[Records]
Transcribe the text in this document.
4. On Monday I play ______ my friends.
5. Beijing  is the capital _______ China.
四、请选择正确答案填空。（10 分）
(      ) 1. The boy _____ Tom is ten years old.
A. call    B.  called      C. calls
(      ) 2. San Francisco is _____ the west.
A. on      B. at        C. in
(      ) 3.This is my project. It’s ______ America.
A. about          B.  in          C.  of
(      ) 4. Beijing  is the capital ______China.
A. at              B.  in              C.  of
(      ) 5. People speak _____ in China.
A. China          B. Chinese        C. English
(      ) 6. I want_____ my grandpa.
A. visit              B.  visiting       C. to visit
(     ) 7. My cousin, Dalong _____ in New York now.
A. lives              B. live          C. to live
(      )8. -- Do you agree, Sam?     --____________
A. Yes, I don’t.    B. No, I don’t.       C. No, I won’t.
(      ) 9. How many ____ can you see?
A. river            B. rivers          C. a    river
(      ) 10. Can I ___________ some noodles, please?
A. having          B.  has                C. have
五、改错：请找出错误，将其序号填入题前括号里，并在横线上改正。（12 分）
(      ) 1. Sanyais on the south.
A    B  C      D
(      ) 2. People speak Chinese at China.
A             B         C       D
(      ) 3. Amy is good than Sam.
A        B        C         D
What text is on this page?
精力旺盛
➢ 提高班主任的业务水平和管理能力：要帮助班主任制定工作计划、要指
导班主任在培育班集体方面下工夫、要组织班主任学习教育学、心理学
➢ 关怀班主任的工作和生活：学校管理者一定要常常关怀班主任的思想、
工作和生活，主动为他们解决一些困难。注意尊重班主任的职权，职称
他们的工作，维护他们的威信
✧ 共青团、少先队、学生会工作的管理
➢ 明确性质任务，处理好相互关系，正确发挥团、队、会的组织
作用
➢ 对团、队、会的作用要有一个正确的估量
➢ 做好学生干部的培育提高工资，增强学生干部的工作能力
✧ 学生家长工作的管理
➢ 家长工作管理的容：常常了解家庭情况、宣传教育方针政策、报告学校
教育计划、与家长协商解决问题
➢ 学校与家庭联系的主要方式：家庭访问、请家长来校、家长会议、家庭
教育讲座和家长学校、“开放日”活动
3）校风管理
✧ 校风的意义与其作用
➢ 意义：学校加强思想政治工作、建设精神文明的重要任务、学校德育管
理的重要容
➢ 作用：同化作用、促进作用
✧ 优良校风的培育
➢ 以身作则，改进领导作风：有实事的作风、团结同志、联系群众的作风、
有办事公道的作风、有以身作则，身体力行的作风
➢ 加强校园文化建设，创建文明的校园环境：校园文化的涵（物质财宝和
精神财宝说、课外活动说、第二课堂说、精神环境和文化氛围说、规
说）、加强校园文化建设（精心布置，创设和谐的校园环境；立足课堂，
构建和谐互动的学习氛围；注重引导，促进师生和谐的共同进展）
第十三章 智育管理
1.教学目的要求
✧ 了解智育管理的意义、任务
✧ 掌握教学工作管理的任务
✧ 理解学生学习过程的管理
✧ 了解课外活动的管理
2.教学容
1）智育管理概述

* **Work instructions**: Gather every line from the entries above where the word "text" appears, and copy them.

* **Task solution**:
Transcribe the text in this document.
What text is on this page?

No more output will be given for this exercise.